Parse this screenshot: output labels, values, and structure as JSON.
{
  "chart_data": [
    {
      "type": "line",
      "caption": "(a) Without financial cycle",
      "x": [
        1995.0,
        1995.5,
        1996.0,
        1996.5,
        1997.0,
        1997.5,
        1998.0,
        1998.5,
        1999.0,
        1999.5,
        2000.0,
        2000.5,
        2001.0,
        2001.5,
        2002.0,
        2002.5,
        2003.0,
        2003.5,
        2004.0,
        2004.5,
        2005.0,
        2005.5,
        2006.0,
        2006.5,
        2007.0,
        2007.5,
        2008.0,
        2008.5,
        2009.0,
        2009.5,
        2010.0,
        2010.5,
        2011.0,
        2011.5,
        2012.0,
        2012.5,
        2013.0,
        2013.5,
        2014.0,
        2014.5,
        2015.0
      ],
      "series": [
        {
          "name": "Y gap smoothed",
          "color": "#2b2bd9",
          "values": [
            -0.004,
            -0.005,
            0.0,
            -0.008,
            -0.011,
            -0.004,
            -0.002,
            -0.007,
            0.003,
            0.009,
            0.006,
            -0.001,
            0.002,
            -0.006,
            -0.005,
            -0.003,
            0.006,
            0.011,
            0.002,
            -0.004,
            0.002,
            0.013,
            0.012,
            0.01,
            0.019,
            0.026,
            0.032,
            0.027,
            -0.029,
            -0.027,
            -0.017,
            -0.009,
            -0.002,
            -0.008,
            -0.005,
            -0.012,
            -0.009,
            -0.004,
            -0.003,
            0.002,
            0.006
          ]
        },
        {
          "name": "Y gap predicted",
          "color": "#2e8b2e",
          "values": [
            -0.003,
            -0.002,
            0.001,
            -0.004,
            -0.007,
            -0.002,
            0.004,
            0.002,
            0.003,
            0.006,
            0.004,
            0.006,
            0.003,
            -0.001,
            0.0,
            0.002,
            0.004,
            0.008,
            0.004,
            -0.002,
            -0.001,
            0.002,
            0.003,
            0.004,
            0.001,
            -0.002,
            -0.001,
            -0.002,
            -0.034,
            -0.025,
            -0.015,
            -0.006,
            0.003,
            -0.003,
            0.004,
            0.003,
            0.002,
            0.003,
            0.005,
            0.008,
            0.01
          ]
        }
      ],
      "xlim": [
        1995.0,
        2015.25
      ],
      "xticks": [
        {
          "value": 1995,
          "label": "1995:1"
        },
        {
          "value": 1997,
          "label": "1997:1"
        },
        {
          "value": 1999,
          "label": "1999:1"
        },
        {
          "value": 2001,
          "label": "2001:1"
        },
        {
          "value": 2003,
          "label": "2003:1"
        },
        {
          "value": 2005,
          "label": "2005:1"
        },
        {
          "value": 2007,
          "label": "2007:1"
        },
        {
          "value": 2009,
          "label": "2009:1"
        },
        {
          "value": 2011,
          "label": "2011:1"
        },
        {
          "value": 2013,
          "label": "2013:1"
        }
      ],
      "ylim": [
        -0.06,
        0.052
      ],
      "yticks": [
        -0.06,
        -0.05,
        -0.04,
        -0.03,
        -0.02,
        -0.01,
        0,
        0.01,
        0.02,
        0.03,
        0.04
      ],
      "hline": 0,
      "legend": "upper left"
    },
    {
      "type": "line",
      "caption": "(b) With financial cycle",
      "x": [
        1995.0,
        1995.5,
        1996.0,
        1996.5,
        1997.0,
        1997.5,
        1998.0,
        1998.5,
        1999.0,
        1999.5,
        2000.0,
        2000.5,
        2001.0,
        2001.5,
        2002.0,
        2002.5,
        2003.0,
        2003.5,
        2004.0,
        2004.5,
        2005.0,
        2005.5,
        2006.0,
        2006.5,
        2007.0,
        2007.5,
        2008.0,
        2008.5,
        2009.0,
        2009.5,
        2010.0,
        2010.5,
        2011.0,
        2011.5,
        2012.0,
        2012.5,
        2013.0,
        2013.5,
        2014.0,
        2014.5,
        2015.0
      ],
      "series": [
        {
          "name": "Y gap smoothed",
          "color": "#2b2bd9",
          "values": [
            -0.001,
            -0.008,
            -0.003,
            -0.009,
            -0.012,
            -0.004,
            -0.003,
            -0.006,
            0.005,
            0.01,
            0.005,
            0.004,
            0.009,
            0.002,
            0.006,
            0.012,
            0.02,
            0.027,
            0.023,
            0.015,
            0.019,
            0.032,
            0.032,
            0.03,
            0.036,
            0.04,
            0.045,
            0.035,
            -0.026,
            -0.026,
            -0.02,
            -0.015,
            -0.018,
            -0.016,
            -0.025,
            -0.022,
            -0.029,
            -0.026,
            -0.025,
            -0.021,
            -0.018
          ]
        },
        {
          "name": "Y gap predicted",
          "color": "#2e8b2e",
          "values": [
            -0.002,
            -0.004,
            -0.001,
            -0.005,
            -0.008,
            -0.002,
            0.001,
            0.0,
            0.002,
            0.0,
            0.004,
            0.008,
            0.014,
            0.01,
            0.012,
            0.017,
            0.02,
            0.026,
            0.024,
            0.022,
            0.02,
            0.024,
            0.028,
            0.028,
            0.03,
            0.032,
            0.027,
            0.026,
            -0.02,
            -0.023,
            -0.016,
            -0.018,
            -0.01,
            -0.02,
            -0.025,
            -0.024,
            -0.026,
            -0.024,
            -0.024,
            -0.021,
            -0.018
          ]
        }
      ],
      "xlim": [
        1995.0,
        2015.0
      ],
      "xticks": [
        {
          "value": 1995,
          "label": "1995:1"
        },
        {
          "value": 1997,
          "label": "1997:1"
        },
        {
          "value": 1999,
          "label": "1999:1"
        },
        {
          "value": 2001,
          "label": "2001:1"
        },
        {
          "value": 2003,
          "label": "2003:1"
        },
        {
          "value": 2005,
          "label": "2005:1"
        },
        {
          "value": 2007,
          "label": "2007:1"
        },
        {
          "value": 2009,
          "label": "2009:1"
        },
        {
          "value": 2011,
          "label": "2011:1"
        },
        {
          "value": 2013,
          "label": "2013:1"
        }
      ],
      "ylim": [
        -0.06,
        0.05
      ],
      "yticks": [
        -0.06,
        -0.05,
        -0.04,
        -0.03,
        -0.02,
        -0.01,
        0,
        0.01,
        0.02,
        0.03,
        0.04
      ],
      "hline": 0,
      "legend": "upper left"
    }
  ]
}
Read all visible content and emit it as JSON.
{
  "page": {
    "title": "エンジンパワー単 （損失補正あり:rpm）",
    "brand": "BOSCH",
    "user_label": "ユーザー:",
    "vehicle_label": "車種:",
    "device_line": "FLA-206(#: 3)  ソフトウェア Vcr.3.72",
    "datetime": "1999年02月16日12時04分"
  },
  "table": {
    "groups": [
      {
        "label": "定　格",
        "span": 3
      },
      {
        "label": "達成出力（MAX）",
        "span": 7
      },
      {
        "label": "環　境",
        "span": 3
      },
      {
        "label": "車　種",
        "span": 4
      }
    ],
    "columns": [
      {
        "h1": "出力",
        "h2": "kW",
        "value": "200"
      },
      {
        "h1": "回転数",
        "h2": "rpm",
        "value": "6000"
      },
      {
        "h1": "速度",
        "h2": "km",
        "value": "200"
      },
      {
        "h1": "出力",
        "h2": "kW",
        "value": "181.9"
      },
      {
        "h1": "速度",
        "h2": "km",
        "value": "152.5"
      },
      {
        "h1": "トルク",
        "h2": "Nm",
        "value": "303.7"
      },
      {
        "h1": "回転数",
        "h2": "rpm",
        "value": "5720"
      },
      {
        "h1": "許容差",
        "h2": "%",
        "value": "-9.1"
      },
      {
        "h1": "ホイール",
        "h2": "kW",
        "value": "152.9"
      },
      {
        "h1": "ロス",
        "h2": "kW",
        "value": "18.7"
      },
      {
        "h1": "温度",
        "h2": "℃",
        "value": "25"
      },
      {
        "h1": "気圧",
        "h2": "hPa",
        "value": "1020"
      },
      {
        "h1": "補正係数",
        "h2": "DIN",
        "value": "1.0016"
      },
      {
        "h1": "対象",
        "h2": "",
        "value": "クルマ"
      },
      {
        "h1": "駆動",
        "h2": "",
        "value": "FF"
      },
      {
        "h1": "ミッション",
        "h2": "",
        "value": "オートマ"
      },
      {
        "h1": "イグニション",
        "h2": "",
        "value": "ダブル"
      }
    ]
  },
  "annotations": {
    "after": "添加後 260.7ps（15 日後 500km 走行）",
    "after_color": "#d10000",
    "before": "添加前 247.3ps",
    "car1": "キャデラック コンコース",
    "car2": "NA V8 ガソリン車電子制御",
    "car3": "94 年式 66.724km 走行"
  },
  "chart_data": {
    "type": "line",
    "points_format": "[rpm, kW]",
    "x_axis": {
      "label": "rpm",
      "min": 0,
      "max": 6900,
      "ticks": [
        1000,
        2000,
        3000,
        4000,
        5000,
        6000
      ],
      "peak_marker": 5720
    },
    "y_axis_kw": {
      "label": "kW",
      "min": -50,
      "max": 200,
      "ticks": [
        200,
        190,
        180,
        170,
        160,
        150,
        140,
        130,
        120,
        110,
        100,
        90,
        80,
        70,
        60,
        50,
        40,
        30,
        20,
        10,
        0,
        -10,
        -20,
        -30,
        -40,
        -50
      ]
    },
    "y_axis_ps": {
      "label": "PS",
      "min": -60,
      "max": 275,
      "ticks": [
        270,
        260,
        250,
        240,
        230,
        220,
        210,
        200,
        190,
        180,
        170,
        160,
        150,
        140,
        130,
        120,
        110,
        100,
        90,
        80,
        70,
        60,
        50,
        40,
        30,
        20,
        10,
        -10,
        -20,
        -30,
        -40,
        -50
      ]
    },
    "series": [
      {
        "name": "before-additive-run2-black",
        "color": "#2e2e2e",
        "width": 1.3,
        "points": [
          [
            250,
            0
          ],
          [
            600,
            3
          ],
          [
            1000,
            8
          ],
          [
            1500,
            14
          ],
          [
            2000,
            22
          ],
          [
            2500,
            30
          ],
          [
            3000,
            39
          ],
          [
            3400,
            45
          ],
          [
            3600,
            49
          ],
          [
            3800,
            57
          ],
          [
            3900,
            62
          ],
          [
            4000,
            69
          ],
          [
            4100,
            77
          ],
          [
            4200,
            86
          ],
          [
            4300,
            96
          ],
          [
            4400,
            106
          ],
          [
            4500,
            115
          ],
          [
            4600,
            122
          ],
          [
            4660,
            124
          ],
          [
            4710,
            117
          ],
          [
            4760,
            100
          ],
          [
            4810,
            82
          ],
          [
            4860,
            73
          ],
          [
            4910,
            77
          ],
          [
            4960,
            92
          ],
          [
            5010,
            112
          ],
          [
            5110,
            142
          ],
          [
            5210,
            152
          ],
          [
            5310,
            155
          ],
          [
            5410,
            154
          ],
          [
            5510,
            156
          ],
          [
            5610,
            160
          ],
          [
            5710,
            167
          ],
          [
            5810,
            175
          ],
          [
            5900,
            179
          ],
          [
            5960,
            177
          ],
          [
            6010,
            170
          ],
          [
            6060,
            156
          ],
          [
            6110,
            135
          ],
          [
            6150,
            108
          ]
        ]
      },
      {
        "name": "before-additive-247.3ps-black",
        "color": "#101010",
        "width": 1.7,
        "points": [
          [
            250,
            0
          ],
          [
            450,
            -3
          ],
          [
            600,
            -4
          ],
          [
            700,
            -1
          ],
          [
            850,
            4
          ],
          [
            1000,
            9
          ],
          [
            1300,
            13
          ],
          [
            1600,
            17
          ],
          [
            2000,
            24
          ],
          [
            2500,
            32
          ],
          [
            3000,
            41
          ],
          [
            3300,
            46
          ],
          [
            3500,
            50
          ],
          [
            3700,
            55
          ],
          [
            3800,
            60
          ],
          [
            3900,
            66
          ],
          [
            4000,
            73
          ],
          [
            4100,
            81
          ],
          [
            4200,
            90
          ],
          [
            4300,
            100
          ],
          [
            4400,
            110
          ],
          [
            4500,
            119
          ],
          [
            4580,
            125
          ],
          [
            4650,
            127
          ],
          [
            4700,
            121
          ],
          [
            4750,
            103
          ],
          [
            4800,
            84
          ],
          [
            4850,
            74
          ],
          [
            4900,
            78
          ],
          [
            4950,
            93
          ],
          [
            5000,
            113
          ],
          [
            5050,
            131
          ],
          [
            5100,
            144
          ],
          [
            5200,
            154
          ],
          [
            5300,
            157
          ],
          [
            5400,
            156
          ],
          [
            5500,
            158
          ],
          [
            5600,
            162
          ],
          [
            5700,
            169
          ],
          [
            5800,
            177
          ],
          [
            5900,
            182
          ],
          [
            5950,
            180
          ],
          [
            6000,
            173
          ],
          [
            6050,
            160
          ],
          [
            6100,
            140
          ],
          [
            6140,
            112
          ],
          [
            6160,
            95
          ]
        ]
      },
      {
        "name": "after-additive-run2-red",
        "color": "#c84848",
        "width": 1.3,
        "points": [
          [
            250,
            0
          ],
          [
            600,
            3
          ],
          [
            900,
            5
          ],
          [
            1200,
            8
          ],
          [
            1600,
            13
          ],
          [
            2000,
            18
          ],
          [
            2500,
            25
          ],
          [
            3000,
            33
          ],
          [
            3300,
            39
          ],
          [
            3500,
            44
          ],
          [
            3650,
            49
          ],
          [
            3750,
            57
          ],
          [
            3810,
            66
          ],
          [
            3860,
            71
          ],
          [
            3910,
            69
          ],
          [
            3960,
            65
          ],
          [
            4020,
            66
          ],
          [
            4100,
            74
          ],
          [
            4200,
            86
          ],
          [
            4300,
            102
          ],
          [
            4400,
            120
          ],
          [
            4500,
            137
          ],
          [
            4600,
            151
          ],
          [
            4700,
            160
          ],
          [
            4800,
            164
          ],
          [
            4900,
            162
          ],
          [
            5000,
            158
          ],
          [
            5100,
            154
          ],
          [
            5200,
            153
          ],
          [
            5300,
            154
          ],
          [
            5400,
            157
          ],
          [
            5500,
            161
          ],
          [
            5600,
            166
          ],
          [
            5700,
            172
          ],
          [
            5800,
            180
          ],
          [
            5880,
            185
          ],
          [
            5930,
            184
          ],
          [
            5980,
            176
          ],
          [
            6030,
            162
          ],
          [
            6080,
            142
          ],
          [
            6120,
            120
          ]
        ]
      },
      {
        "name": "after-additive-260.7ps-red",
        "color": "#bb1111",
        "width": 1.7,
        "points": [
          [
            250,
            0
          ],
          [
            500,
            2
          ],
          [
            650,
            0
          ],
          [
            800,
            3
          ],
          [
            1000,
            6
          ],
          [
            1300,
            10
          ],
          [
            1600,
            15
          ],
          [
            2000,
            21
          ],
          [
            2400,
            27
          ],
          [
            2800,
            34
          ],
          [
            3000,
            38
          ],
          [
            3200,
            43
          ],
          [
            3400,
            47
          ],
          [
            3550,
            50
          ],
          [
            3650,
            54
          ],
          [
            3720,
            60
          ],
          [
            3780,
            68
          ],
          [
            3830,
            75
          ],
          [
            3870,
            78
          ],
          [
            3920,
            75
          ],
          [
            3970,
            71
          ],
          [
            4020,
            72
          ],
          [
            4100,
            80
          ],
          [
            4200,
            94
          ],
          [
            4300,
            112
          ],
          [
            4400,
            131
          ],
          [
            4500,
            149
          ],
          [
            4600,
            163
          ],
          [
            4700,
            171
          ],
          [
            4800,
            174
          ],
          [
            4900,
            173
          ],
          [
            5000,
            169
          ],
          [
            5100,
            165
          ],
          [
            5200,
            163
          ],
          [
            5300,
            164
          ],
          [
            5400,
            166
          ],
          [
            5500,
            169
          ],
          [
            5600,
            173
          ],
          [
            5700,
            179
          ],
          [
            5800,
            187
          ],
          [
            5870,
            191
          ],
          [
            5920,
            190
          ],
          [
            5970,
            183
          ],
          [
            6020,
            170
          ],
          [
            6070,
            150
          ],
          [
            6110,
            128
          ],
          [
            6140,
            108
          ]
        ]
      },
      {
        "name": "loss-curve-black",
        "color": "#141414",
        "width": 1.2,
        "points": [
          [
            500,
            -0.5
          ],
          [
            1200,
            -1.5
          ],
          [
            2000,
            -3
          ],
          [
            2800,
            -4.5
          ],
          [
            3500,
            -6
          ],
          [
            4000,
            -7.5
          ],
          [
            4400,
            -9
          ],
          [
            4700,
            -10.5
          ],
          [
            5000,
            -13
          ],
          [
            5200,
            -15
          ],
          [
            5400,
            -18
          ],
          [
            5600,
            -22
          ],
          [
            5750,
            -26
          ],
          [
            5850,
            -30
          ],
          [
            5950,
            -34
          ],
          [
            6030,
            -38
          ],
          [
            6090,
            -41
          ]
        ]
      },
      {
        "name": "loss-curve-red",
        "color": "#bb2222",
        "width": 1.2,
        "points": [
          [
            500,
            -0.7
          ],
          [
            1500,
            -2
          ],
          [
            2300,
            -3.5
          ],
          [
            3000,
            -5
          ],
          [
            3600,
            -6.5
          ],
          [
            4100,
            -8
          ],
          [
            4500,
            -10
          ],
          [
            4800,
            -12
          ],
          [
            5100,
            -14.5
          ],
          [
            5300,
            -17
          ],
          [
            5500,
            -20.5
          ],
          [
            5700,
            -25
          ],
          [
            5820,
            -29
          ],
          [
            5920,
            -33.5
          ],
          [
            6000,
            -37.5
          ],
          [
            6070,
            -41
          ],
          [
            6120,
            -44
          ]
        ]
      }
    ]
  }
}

- _WHAT NEEDS TO BE DONE_
Identify and list each line with the word "before".

- _THE REPLY_
    "before": "添加前 247.3ps",
        "name": "before-additive-run2-black",
        "name": "before-additive-247.3ps-black",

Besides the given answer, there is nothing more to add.